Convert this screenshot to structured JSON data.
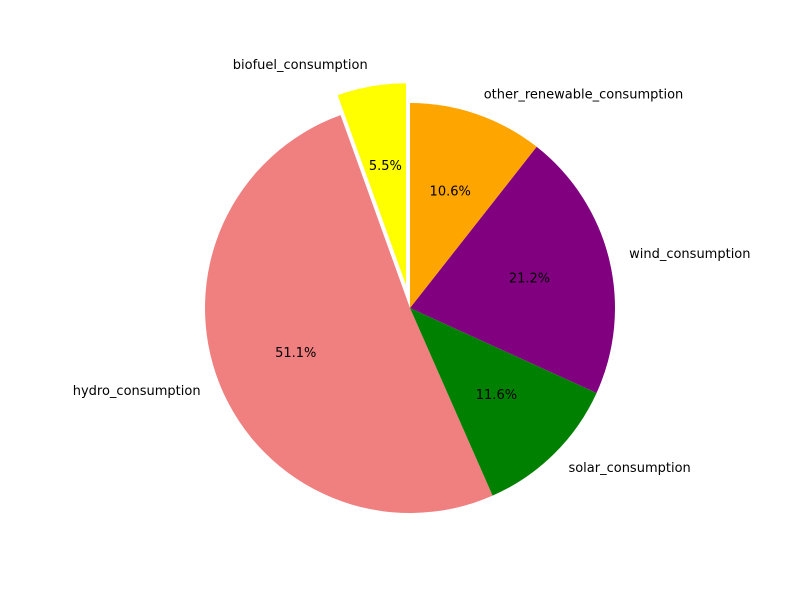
{
  "chart_data": {
    "type": "pie",
    "title": "",
    "start_angle_deg": 90,
    "direction": "counterclockwise",
    "slices": [
      {
        "label": "biofuel_consumption",
        "value": 5.5,
        "pct_label": "5.5%",
        "color": "#ffff00",
        "explode": true
      },
      {
        "label": "hydro_consumption",
        "value": 51.1,
        "pct_label": "51.1%",
        "color": "#f08080",
        "explode": false
      },
      {
        "label": "solar_consumption",
        "value": 11.6,
        "pct_label": "11.6%",
        "color": "#008000",
        "explode": false
      },
      {
        "label": "wind_consumption",
        "value": 21.2,
        "pct_label": "21.2%",
        "color": "#800080",
        "explode": false
      },
      {
        "label": "other_renewable_consumption",
        "value": 10.6,
        "pct_label": "10.6%",
        "color": "#ffa500",
        "explode": false
      }
    ]
  }
}
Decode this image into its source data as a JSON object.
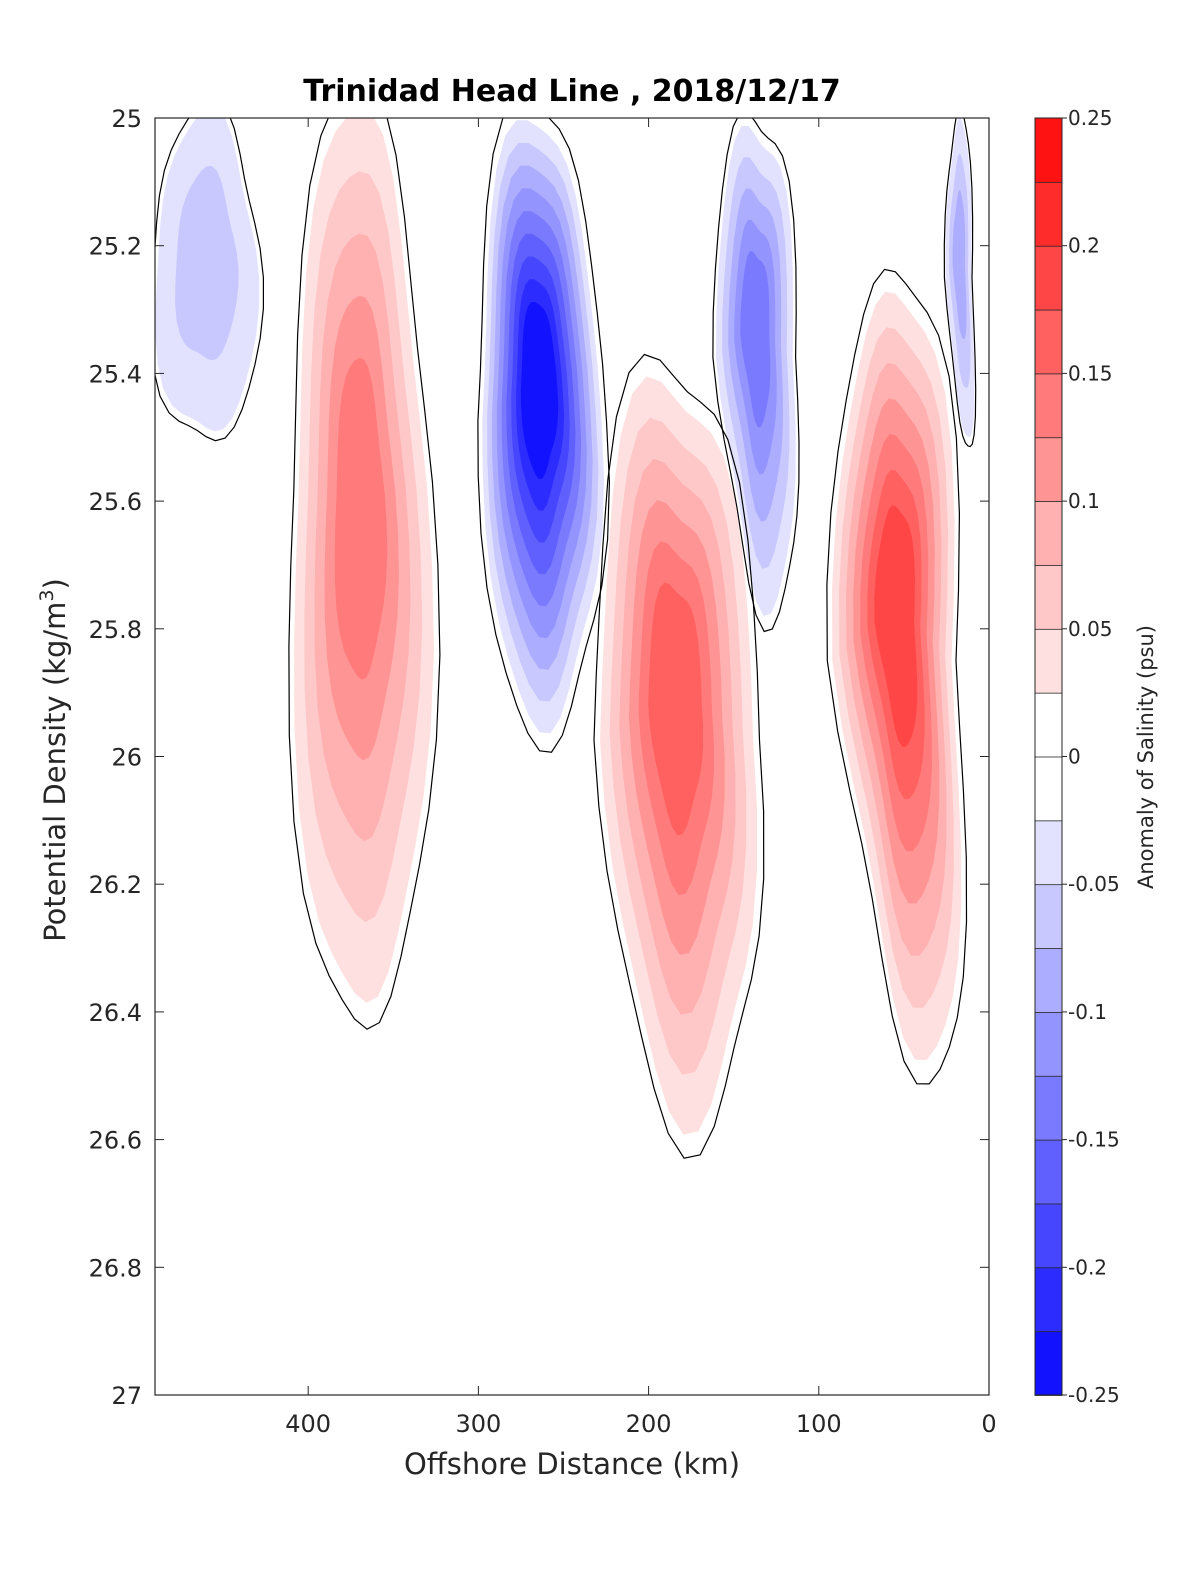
{
  "chart_data": {
    "type": "heatmap",
    "subtype": "filled-contour",
    "title": "Trinidad Head Line , 2018/12/17",
    "xlabel": "Offshore Distance (km)",
    "ylabel": "Potential Density (kg/m",
    "ylabel_sup": "3",
    "ylabel_close": ")",
    "xlim": [
      490,
      0
    ],
    "x_reversed": true,
    "ylim": [
      25,
      27
    ],
    "y_reversed": true,
    "xticks": [
      400,
      300,
      200,
      100,
      0
    ],
    "yticks": [
      25,
      25.2,
      25.4,
      25.6,
      25.8,
      26,
      26.2,
      26.4,
      26.6,
      26.8,
      27
    ],
    "grid": false,
    "zero_contour_color": "#000000",
    "colorbar": {
      "label": "Anomaly of Salinity (psu)",
      "range": [
        -0.25,
        0.25
      ],
      "step": 0.025,
      "ticks": [
        0.25,
        0.2,
        0.15,
        0.1,
        0.05,
        0,
        -0.05,
        -0.1,
        -0.15,
        -0.2,
        -0.25
      ],
      "colors_positive_low_to_high": [
        "#ffe0e0",
        "#ffc8c8",
        "#ffb0b0",
        "#ff9494",
        "#ff7a7a",
        "#ff6060",
        "#ff4646",
        "#ff2c2c",
        "#ff1212",
        "#ff0000"
      ],
      "colors_negative_low_to_high": [
        "#e2e2ff",
        "#c8c8ff",
        "#adadff",
        "#9494ff",
        "#7a7aff",
        "#6060ff",
        "#4646ff",
        "#2c2cff",
        "#1212ff",
        "#0000ff"
      ]
    },
    "features": [
      {
        "name": "low salinity, offshore top",
        "x": [
          490,
          430
        ],
        "y": [
          25.0,
          25.5
        ],
        "peak": -0.05
      },
      {
        "name": "high salinity column",
        "x": [
          410,
          330
        ],
        "y": [
          25.0,
          26.4
        ],
        "peak": 0.125
      },
      {
        "name": "low salinity core",
        "x": [
          300,
          230
        ],
        "y": [
          25.0,
          25.95
        ],
        "peak": -0.225
      },
      {
        "name": "high salinity core",
        "x": [
          230,
          140
        ],
        "y": [
          25.4,
          26.55
        ],
        "peak": 0.15
      },
      {
        "name": "low salinity filament",
        "x": [
          160,
          115
        ],
        "y": [
          25.0,
          25.75
        ],
        "peak": -0.125
      },
      {
        "name": "high salinity core, nearshore",
        "x": [
          90,
          20
        ],
        "y": [
          25.25,
          26.45
        ],
        "peak": 0.175
      },
      {
        "name": "low salinity, nearshore top",
        "x": [
          25,
          10
        ],
        "y": [
          25.0,
          25.5
        ],
        "peak": -0.075
      }
    ]
  }
}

YOUR GOAL: Find every line that holds "name" and copy it.

WRITTEN RESPONSE:
        "name": "low salinity, offshore top",
        "name": "high salinity column",
        "name": "low salinity core",
        "name": "high salinity core",
        "name": "low salinity filament",
        "name": "high salinity core, nearshore",
        "name": "low salinity, nearshore top",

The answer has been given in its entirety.